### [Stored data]
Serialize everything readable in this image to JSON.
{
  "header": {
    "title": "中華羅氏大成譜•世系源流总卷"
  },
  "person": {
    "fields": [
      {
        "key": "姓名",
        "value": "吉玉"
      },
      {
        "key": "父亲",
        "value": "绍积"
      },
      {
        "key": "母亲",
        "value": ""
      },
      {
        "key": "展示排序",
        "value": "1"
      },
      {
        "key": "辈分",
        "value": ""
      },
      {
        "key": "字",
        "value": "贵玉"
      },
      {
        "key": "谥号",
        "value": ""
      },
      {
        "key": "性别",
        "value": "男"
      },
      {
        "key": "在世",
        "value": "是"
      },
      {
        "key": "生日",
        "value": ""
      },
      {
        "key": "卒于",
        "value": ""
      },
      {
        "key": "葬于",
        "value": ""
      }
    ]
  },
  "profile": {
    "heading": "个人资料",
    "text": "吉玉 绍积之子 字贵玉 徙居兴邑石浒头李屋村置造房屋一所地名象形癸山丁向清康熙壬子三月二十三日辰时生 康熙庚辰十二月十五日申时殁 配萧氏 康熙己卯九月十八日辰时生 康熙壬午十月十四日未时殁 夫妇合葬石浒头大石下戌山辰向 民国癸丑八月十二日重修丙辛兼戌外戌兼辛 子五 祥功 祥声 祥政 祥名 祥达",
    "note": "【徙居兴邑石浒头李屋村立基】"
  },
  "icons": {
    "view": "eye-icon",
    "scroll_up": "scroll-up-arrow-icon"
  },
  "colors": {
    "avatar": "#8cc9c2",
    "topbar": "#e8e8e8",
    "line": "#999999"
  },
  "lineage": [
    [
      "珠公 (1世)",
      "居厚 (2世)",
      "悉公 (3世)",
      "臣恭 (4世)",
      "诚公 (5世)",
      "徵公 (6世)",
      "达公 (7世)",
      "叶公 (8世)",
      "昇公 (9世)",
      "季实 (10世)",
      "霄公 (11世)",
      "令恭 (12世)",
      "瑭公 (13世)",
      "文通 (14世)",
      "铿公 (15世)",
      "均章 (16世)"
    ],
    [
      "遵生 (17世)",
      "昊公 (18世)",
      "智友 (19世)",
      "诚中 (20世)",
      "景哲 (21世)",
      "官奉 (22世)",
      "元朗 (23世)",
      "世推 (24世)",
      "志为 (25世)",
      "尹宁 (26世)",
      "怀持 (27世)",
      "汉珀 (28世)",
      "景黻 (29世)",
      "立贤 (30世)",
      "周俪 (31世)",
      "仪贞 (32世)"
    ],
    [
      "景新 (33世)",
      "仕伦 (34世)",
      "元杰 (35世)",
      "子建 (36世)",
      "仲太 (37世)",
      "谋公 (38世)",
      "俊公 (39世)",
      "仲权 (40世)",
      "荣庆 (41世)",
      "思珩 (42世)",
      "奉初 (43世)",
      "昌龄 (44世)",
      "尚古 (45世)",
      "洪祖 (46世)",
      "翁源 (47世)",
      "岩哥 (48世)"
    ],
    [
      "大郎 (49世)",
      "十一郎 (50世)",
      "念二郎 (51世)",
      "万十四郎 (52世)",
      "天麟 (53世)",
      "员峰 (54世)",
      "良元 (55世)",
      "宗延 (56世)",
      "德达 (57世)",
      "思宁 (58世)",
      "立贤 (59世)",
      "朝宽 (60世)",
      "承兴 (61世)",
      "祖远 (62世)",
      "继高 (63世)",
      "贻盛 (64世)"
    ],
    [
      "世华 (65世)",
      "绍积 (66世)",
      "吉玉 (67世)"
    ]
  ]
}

### [Exercise prompt]
Repeat all of the records above exactly as written.

### [Result of the task]
Serialize everything readable in this image to JSON.
{
  "header": {
    "title": "中華羅氏大成譜•世系源流总卷"
  },
  "person": {
    "fields": [
      {
        "key": "姓名",
        "value": "吉玉"
      },
      {
        "key": "父亲",
        "value": "绍积"
      },
      {
        "key": "母亲",
        "value": ""
      },
      {
        "key": "展示排序",
        "value": "1"
      },
      {
        "key": "辈分",
        "value": ""
      },
      {
        "key": "字",
        "value": "贵玉"
      },
      {
        "key": "谥号",
        "value": ""
      },
      {
        "key": "性别",
        "value": "男"
      },
      {
        "key": "在世",
        "value": "是"
      },
      {
        "key": "生日",
        "value": ""
      },
      {
        "key": "卒于",
        "value": ""
      },
      {
        "key": "葬于",
        "value": ""
      }
    ]
  },
  "profile": {
    "heading": "个人资料",
    "text": "吉玉 绍积之子 字贵玉 徙居兴邑石浒头李屋村置造房屋一所地名象形癸山丁向清康熙壬子三月二十三日辰时生 康熙庚辰十二月十五日申时殁 配萧氏 康熙己卯九月十八日辰时生 康熙壬午十月十四日未时殁 夫妇合葬石浒头大石下戌山辰向 民国癸丑八月十二日重修丙辛兼戌外戌兼辛 子五 祥功 祥声 祥政 祥名 祥达",
    "note": "【徙居兴邑石浒头李屋村立基】"
  },
  "icons": {
    "view": "eye-icon",
    "scroll_up": "scroll-up-arrow-icon"
  },
  "colors": {
    "avatar": "#8cc9c2",
    "topbar": "#e8e8e8",
    "line": "#999999"
  },
  "lineage": [
    [
      "珠公 (1世)",
      "居厚 (2世)",
      "悉公 (3世)",
      "臣恭 (4世)",
      "诚公 (5世)",
      "徵公 (6世)",
      "达公 (7世)",
      "叶公 (8世)",
      "昇公 (9世)",
      "季实 (10世)",
      "霄公 (11世)",
      "令恭 (12世)",
      "瑭公 (13世)",
      "文通 (14世)",
      "铿公 (15世)",
      "均章 (16世)"
    ],
    [
      "遵生 (17世)",
      "昊公 (18世)",
      "智友 (19世)",
      "诚中 (20世)",
      "景哲 (21世)",
      "官奉 (22世)",
      "元朗 (23世)",
      "世推 (24世)",
      "志为 (25世)",
      "尹宁 (26世)",
      "怀持 (27世)",
      "汉珀 (28世)",
      "景黻 (29世)",
      "立贤 (30世)",
      "周俪 (31世)",
      "仪贞 (32世)"
    ],
    [
      "景新 (33世)",
      "仕伦 (34世)",
      "元杰 (35世)",
      "子建 (36世)",
      "仲太 (37世)",
      "谋公 (38世)",
      "俊公 (39世)",
      "仲权 (40世)",
      "荣庆 (41世)",
      "思珩 (42世)",
      "奉初 (43世)",
      "昌龄 (44世)",
      "尚古 (45世)",
      "洪祖 (46世)",
      "翁源 (47世)",
      "岩哥 (48世)"
    ],
    [
      "大郎 (49世)",
      "十一郎 (50世)",
      "念二郎 (51世)",
      "万十四郎 (52世)",
      "天麟 (53世)",
      "员峰 (54世)",
      "良元 (55世)",
      "宗延 (56世)",
      "德达 (57世)",
      "思宁 (58世)",
      "立贤 (59世)",
      "朝宽 (60世)",
      "承兴 (61世)",
      "祖远 (62世)",
      "继高 (63世)",
      "贻盛 (64世)"
    ],
    [
      "世华 (65世)",
      "绍积 (66世)",
      "吉玉 (67世)"
    ]
  ]
}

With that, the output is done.